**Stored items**
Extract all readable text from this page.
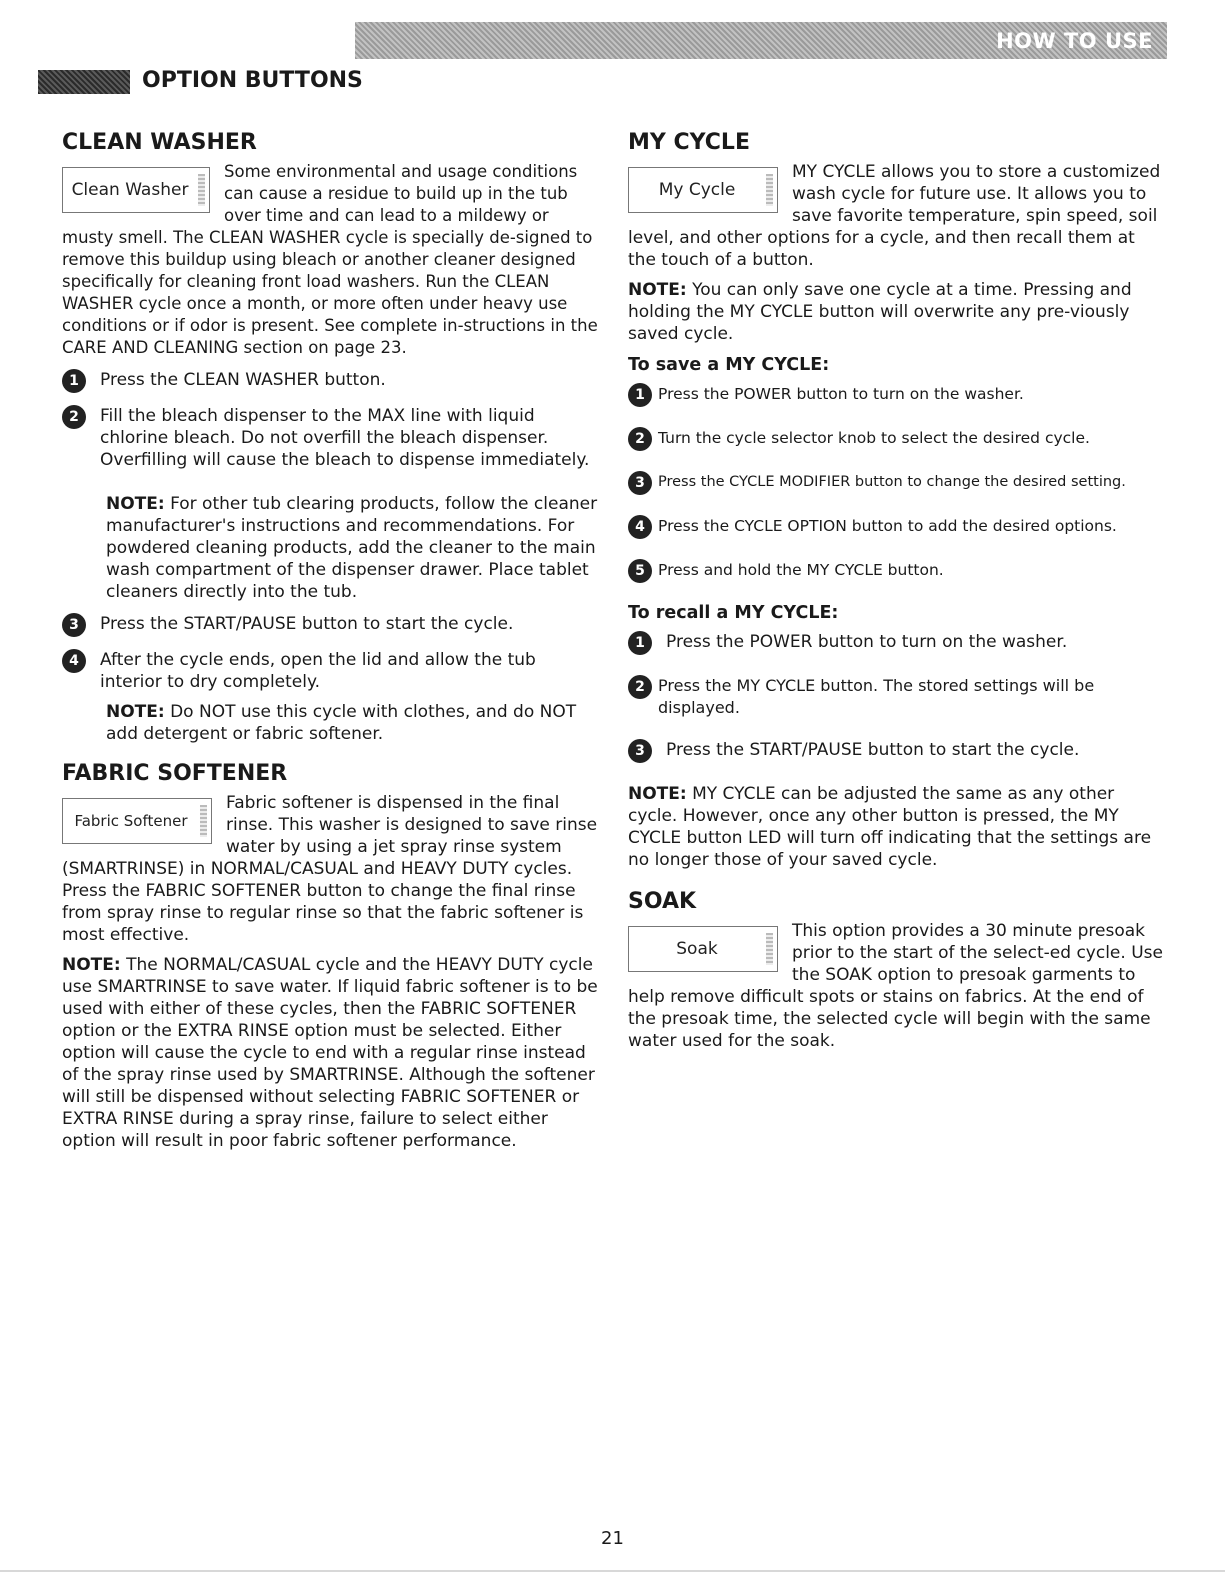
HOW TO USE
OPTION BUTTONS
CLEAN WASHER
Clean Washer

Some environmental and usage conditions can cause a residue to build up in the tub over time and can lead to a mildewy or musty smell. The CLEAN WASHER cycle is specially de-signed to remove this buildup using bleach or another cleaner designed specifically for cleaning front load washers. Run the CLEAN WASHER cycle once a month, or more often under heavy use conditions or if odor is present. See complete in-structions in the CARE AND CLEANING section on page 23.

1	Press the CLEAN WASHER button.
2	Fill the bleach dispenser to the MAX line with liquid chlorine bleach. Do not overfill the bleach dispenser. Overfilling will cause the bleach to dispense immediately.

NOTE: For other tub clearing products, follow the cleaner manufacturer's instructions and recommendations. For powdered cleaning products, add the cleaner to the main wash compartment of the dispenser drawer. Place tablet cleaners directly into the tub.

3	Press the START/PAUSE button to start the cycle.
4	After the cycle ends, open the lid and allow the tub interior to dry completely.

NOTE: Do NOT use this cycle with clothes, and do NOT add detergent or fabric softener.

FABRIC SOFTENER
Fabric Softener

Fabric softener is dispensed in the final rinse. This washer is designed to save rinse water by using a jet spray rinse system (SMARTRINSE) in NORMAL/CASUAL and HEAVY DUTY cycles. Press the FABRIC SOFTENER button to change the final rinse from spray rinse to regular rinse so that the fabric softener is most effective.

NOTE: The NORMAL/CASUAL cycle and the HEAVY DUTY cycle use SMARTRINSE to save water. If liquid fabric softener is to be used with either of these cycles, then the FABRIC SOFTENER option or the EXTRA RINSE option must be selected. Either option will cause the cycle to end with a regular rinse instead of the spray rinse used by SMARTRINSE. Although the softener will still be dispensed without selecting FABRIC SOFTENER or EXTRA RINSE during a spray rinse, failure to select either option will result in poor fabric softener performance.

MY CYCLE
My Cycle

MY CYCLE allows you to store a customized wash cycle for future use. It allows you to save favorite temperature, spin speed, soil level, and other options for a cycle, and then recall them at the touch of a button.

NOTE: You can only save one cycle at a time. Pressing and holding the MY CYCLE button will overwrite any pre-viously saved cycle.

To save a MY CYCLE:
1 Press the POWER button to turn on the washer.
2 Turn the cycle selector knob to select the desired cycle.
3 Press the CYCLE MODIFIER button to change the desired setting.
4 Press the CYCLE OPTION button to add the desired options.
5 Press and hold the MY CYCLE button.
To recall a MY CYCLE:
1	Press the POWER button to turn on the washer.
2 Press the MY CYCLE button. The stored settings will be displayed.
3	Press the START/PAUSE button to start the cycle.

NOTE: MY CYCLE can be adjusted the same as any other cycle. However, once any other button is pressed, the MY CYCLE button LED will turn off indicating that the settings are no longer those of your saved cycle.

SOAK
Soak

This option provides a 30 minute presoak prior to the start of the select-ed cycle. Use the SOAK option to presoak garments to help remove difficult spots or stains on fabrics. At the end of the presoak time, the selected cycle will begin with the same water used for the soak.

21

**THE PROBLEM**
Without including any pictures, reproduce the listing exactly.

**FULL RESPONSE**
Extract all readable text from this page.
HOW TO USE
OPTION BUTTONS
CLEAN WASHER
Clean Washer

Some environmental and usage conditions can cause a residue to build up in the tub over time and can lead to a mildewy or musty smell. The CLEAN WASHER cycle is specially de-signed to remove this buildup using bleach or another cleaner designed specifically for cleaning front load washers. Run the CLEAN WASHER cycle once a month, or more often under heavy use conditions or if odor is present. See complete in-structions in the CARE AND CLEANING section on page 23.

1	Press the CLEAN WASHER button.
2	Fill the bleach dispenser to the MAX line with liquid chlorine bleach. Do not overfill the bleach dispenser. Overfilling will cause the bleach to dispense immediately.

NOTE: For other tub clearing products, follow the cleaner manufacturer's instructions and recommendations. For powdered cleaning products, add the cleaner to the main wash compartment of the dispenser drawer. Place tablet cleaners directly into the tub.

3	Press the START/PAUSE button to start the cycle.
4	After the cycle ends, open the lid and allow the tub interior to dry completely.

NOTE: Do NOT use this cycle with clothes, and do NOT add detergent or fabric softener.

FABRIC SOFTENER
Fabric Softener

Fabric softener is dispensed in the final rinse. This washer is designed to save rinse water by using a jet spray rinse system (SMARTRINSE) in NORMAL/CASUAL and HEAVY DUTY cycles. Press the FABRIC SOFTENER button to change the final rinse from spray rinse to regular rinse so that the fabric softener is most effective.

NOTE: The NORMAL/CASUAL cycle and the HEAVY DUTY cycle use SMARTRINSE to save water. If liquid fabric softener is to be used with either of these cycles, then the FABRIC SOFTENER option or the EXTRA RINSE option must be selected. Either option will cause the cycle to end with a regular rinse instead of the spray rinse used by SMARTRINSE. Although the softener will still be dispensed without selecting FABRIC SOFTENER or EXTRA RINSE during a spray rinse, failure to select either option will result in poor fabric softener performance.

MY CYCLE
My Cycle

MY CYCLE allows you to store a customized wash cycle for future use. It allows you to save favorite temperature, spin speed, soil level, and other options for a cycle, and then recall them at the touch of a button.

NOTE: You can only save one cycle at a time. Pressing and holding the MY CYCLE button will overwrite any pre-viously saved cycle.

To save a MY CYCLE:
1 Press the POWER button to turn on the washer.
2 Turn the cycle selector knob to select the desired cycle.
3 Press the CYCLE MODIFIER button to change the desired setting.
4 Press the CYCLE OPTION button to add the desired options.
5 Press and hold the MY CYCLE button.
To recall a MY CYCLE:
1	Press the POWER button to turn on the washer.
2 Press the MY CYCLE button. The stored settings will be displayed.
3	Press the START/PAUSE button to start the cycle.

NOTE: MY CYCLE can be adjusted the same as any other cycle. However, once any other button is pressed, the MY CYCLE button LED will turn off indicating that the settings are no longer those of your saved cycle.

SOAK
Soak

This option provides a 30 minute presoak prior to the start of the select-ed cycle. Use the SOAK option to presoak garments to help remove difficult spots or stains on fabrics. At the end of the presoak time, the selected cycle will begin with the same water used for the soak.

21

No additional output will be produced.